- _Instructions to follow_: Could you copy every line from the material below in which "Geburtsort" appears?

----- Exercise inputs -----

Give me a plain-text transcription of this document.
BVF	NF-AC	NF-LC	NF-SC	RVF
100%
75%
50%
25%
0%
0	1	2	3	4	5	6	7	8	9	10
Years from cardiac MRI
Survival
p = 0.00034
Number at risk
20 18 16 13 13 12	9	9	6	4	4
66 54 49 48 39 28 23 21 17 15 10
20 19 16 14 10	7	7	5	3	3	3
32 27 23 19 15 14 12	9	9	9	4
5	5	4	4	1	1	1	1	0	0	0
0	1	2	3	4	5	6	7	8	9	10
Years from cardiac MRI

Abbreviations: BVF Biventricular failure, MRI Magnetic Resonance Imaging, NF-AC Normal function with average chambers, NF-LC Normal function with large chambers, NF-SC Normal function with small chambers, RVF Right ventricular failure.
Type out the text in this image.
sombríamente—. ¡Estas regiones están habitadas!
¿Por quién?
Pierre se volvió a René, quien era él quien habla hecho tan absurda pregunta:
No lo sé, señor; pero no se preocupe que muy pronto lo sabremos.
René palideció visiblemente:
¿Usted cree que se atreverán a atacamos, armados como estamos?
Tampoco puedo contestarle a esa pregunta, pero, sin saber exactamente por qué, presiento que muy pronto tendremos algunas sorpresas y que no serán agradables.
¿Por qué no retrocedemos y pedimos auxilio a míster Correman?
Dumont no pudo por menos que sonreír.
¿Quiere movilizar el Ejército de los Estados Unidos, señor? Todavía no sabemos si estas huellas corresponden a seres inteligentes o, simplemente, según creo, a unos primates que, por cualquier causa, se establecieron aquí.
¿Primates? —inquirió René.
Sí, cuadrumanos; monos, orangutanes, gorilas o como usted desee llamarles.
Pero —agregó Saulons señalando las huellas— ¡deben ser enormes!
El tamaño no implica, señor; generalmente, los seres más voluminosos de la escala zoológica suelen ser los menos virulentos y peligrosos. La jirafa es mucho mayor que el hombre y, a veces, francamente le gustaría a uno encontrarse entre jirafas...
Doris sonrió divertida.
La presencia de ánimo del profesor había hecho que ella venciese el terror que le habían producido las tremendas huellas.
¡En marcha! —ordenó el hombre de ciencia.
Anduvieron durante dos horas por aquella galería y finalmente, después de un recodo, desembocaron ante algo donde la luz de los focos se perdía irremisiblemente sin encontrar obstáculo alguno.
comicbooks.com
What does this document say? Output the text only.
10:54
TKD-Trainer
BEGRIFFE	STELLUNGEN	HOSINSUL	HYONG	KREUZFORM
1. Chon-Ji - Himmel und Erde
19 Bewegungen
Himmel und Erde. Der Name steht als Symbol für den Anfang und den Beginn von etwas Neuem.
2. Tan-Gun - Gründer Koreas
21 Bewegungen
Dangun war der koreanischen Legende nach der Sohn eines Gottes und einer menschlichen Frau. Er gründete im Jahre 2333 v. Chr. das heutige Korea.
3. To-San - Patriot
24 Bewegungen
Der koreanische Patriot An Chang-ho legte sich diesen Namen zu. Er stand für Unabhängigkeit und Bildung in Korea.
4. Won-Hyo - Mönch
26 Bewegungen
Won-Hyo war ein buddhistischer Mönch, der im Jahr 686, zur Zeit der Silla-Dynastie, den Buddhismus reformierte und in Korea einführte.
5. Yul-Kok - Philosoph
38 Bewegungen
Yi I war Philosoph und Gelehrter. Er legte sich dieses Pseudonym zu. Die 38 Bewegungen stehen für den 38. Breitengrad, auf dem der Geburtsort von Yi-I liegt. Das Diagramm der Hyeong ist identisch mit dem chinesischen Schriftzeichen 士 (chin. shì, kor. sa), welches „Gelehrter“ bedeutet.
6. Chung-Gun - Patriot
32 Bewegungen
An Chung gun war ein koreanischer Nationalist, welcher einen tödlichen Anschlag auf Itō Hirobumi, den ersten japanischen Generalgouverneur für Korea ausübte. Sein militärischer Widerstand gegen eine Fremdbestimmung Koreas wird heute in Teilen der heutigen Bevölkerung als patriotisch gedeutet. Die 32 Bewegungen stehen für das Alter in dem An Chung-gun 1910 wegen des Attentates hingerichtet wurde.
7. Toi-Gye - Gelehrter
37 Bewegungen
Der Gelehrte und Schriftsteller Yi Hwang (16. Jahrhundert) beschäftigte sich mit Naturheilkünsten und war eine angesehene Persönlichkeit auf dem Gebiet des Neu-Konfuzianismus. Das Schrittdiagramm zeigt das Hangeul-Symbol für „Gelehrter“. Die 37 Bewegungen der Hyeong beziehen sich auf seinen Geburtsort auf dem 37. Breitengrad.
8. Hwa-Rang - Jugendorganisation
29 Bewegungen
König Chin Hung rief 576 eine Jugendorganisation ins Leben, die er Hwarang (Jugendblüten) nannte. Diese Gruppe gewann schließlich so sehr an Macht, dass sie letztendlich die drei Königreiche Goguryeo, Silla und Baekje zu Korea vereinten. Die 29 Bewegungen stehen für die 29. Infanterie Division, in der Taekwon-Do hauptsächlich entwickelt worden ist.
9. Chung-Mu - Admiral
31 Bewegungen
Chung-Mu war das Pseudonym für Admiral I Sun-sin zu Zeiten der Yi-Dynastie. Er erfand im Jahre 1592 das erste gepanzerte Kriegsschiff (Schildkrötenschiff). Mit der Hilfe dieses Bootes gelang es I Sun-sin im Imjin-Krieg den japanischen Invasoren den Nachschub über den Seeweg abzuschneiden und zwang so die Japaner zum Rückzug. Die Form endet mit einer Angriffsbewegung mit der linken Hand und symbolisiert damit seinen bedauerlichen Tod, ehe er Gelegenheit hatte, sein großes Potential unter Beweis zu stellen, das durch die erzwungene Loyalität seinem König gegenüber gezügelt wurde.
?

-----

- _Exercise response_:
Yi I war Philosoph und Gelehrter. Er legte sich dieses Pseudonym zu. Die 38 Bewegungen stehen für den 38. Breitengrad, auf dem der Geburtsort von Yi-I liegt. Das Diagramm der Hyeong ist identisch mit dem chinesischen Schriftzeichen 士 (chin. shì, kor. sa), welches „Gelehrter“ bedeutet.
Der Gelehrte und Schriftsteller Yi Hwang (16. Jahrhundert) beschäftigte sich mit Naturheilkünsten und war eine angesehene Persönlichkeit auf dem Gebiet des Neu-Konfuzianismus. Das Schrittdiagramm zeigt das Hangeul-Symbol für „Gelehrter“. Die 37 Bewegungen der Hyeong beziehen sich auf seinen Geburtsort auf dem 37. Breitengrad.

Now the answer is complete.